- Your objective: Output all the material that follows, exactly as given.

========================================

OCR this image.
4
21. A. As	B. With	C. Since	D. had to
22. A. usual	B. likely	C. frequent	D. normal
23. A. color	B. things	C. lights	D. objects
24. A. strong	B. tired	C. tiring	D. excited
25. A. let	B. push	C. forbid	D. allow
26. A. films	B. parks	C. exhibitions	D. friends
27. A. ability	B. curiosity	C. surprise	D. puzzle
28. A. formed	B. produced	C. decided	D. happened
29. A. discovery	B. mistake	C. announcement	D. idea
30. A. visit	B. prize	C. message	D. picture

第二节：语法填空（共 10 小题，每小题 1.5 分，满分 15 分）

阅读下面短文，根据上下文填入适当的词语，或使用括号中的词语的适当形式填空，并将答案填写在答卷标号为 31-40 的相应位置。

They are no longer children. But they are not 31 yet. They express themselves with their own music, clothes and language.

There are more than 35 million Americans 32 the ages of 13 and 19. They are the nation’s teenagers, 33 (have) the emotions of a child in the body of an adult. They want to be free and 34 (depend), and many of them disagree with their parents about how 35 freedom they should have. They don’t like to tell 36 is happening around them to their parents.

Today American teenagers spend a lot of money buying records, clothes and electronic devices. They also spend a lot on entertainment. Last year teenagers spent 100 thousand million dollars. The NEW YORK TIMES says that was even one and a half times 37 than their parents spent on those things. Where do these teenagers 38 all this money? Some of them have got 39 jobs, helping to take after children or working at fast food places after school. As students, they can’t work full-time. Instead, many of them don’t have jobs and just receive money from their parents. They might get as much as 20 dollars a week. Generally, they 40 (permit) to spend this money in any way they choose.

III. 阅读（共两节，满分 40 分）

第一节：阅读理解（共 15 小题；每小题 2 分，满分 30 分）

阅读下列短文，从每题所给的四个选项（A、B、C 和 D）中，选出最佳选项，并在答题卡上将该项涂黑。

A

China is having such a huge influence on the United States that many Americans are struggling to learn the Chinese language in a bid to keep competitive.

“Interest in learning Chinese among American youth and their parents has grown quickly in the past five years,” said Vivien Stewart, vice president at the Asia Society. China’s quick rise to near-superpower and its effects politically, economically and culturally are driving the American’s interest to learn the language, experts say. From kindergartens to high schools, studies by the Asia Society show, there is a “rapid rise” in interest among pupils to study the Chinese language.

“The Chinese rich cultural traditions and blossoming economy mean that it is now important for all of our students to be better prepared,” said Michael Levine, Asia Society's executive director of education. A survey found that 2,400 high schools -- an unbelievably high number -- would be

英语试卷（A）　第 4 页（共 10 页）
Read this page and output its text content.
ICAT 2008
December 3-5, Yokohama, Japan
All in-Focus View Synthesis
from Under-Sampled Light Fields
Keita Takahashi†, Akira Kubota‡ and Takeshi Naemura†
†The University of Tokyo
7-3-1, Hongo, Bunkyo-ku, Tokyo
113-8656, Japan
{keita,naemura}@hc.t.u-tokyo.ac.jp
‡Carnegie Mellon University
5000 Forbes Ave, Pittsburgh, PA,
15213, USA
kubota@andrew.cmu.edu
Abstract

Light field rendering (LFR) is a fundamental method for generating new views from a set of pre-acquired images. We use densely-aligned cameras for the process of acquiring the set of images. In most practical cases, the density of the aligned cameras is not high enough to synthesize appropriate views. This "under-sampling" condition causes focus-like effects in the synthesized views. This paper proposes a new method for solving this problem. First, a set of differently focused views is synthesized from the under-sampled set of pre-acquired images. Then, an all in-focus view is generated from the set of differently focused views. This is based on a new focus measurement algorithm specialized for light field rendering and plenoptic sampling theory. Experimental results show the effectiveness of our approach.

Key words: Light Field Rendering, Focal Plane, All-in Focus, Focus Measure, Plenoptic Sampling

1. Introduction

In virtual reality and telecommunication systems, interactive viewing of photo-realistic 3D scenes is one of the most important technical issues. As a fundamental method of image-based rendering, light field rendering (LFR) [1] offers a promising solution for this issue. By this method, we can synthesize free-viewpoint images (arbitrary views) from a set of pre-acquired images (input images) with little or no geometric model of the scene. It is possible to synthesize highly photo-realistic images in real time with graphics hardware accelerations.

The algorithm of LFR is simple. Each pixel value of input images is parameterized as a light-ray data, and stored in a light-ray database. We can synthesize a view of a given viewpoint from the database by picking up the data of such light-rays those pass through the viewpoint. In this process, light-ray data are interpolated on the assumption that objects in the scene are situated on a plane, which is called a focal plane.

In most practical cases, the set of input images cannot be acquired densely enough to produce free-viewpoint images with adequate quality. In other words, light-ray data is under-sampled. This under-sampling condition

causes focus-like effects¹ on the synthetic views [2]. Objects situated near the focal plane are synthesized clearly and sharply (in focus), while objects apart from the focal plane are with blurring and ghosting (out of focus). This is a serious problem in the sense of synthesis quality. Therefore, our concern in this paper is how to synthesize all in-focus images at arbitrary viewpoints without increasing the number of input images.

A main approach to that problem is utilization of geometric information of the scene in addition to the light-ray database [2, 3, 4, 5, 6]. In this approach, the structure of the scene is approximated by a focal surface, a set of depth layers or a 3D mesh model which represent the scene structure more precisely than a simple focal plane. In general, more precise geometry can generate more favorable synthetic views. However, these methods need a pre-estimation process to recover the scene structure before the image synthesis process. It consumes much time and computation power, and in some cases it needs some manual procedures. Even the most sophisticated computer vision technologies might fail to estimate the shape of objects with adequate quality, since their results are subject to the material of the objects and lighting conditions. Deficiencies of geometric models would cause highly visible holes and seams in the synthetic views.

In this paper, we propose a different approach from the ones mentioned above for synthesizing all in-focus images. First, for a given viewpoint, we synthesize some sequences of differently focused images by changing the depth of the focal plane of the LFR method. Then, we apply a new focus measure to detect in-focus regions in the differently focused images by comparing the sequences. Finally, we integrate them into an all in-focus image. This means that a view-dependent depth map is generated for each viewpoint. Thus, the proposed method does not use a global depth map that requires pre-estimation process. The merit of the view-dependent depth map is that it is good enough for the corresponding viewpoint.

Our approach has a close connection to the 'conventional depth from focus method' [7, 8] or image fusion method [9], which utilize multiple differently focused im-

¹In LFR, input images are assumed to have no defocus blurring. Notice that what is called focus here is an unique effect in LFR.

========================================

- Written response:
OCR this image.
4
21. A. As	B. With	C. Since	D. had to
22. A. usual	B. likely	C. frequent	D. normal
23. A. color	B. things	C. lights	D. objects
24. A. strong	B. tired	C. tiring	D. excited
25. A. let	B. push	C. forbid	D. allow
26. A. films	B. parks	C. exhibitions	D. friends
27. A. ability	B. curiosity	C. surprise	D. puzzle
28. A. formed	B. produced	C. decided	D. happened
29. A. discovery	B. mistake	C. announcement	D. idea
30. A. visit	B. prize	C. message	D. picture

第二节：语法填空（共 10 小题，每小题 1.5 分，满分 15 分）

阅读下面短文，根据上下文填入适当的词语，或使用括号中的词语的适当形式填空，并将答案填写在答卷标号为 31-40 的相应位置。

They are no longer children. But they are not 31 yet. They express themselves with their own music, clothes and language.

There are more than 35 million Americans 32 the ages of 13 and 19. They are the nation’s teenagers, 33 (have) the emotions of a child in the body of an adult. They want to be free and 34 (depend), and many of them disagree with their parents about how 35 freedom they should have. They don’t like to tell 36 is happening around them to their parents.

Today American teenagers spend a lot of money buying records, clothes and electronic devices. They also spend a lot on entertainment. Last year teenagers spent 100 thousand million dollars. The NEW YORK TIMES says that was even one and a half times 37 than their parents spent on those things. Where do these teenagers 38 all this money? Some of them have got 39 jobs, helping to take after children or working at fast food places after school. As students, they can’t work full-time. Instead, many of them don’t have jobs and just receive money from their parents. They might get as much as 20 dollars a week. Generally, they 40 (permit) to spend this money in any way they choose.

III. 阅读（共两节，满分 40 分）

第一节：阅读理解（共 15 小题；每小题 2 分，满分 30 分）

阅读下列短文，从每题所给的四个选项（A、B、C 和 D）中，选出最佳选项，并在答题卡上将该项涂黑。

A

China is having such a huge influence on the United States that many Americans are struggling to learn the Chinese language in a bid to keep competitive.

“Interest in learning Chinese among American youth and their parents has grown quickly in the past five years,” said Vivien Stewart, vice president at the Asia Society. China’s quick rise to near-superpower and its effects politically, economically and culturally are driving the American’s interest to learn the language, experts say. From kindergartens to high schools, studies by the Asia Society show, there is a “rapid rise” in interest among pupils to study the Chinese language.

“The Chinese rich cultural traditions and blossoming economy mean that it is now important for all of our students to be better prepared,” said Michael Levine, Asia Society's executive director of education. A survey found that 2,400 high schools -- an unbelievably high number -- would be

英语试卷（A）　第 4 页（共 10 页）
Read this page and output its text content.
ICAT 2008
December 3-5, Yokohama, Japan
All in-Focus View Synthesis
from Under-Sampled Light Fields
Keita Takahashi†, Akira Kubota‡ and Takeshi Naemura†
†The University of Tokyo
7-3-1, Hongo, Bunkyo-ku, Tokyo
113-8656, Japan
{keita,naemura}@hc.t.u-tokyo.ac.jp
‡Carnegie Mellon University
5000 Forbes Ave, Pittsburgh, PA,
15213, USA
kubota@andrew.cmu.edu
Abstract

Light field rendering (LFR) is a fundamental method for generating new views from a set of pre-acquired images. We use densely-aligned cameras for the process of acquiring the set of images. In most practical cases, the density of the aligned cameras is not high enough to synthesize appropriate views. This "under-sampling" condition causes focus-like effects in the synthesized views. This paper proposes a new method for solving this problem. First, a set of differently focused views is synthesized from the under-sampled set of pre-acquired images. Then, an all in-focus view is generated from the set of differently focused views. This is based on a new focus measurement algorithm specialized for light field rendering and plenoptic sampling theory. Experimental results show the effectiveness of our approach.

Key words: Light Field Rendering, Focal Plane, All-in Focus, Focus Measure, Plenoptic Sampling

1. Introduction

In virtual reality and telecommunication systems, interactive viewing of photo-realistic 3D scenes is one of the most important technical issues. As a fundamental method of image-based rendering, light field rendering (LFR) [1] offers a promising solution for this issue. By this method, we can synthesize free-viewpoint images (arbitrary views) from a set of pre-acquired images (input images) with little or no geometric model of the scene. It is possible to synthesize highly photo-realistic images in real time with graphics hardware accelerations.

The algorithm of LFR is simple. Each pixel value of input images is parameterized as a light-ray data, and stored in a light-ray database. We can synthesize a view of a given viewpoint from the database by picking up the data of such light-rays those pass through the viewpoint. In this process, light-ray data are interpolated on the assumption that objects in the scene are situated on a plane, which is called a focal plane.

In most practical cases, the set of input images cannot be acquired densely enough to produce free-viewpoint images with adequate quality. In other words, light-ray data is under-sampled. This under-sampling condition

causes focus-like effects¹ on the synthetic views [2]. Objects situated near the focal plane are synthesized clearly and sharply (in focus), while objects apart from the focal plane are with blurring and ghosting (out of focus). This is a serious problem in the sense of synthesis quality. Therefore, our concern in this paper is how to synthesize all in-focus images at arbitrary viewpoints without increasing the number of input images.

A main approach to that problem is utilization of geometric information of the scene in addition to the light-ray database [2, 3, 4, 5, 6]. In this approach, the structure of the scene is approximated by a focal surface, a set of depth layers or a 3D mesh model which represent the scene structure more precisely than a simple focal plane. In general, more precise geometry can generate more favorable synthetic views. However, these methods need a pre-estimation process to recover the scene structure before the image synthesis process. It consumes much time and computation power, and in some cases it needs some manual procedures. Even the most sophisticated computer vision technologies might fail to estimate the shape of objects with adequate quality, since their results are subject to the material of the objects and lighting conditions. Deficiencies of geometric models would cause highly visible holes and seams in the synthetic views.

In this paper, we propose a different approach from the ones mentioned above for synthesizing all in-focus images. First, for a given viewpoint, we synthesize some sequences of differently focused images by changing the depth of the focal plane of the LFR method. Then, we apply a new focus measure to detect in-focus regions in the differently focused images by comparing the sequences. Finally, we integrate them into an all in-focus image. This means that a view-dependent depth map is generated for each viewpoint. Thus, the proposed method does not use a global depth map that requires pre-estimation process. The merit of the view-dependent depth map is that it is good enough for the corresponding viewpoint.

Our approach has a close connection to the 'conventional depth from focus method' [7, 8] or image fusion method [9], which utilize multiple differently focused im-

¹In LFR, input images are assumed to have no defocus blurring. Notice that what is called focus here is an unique effect in LFR.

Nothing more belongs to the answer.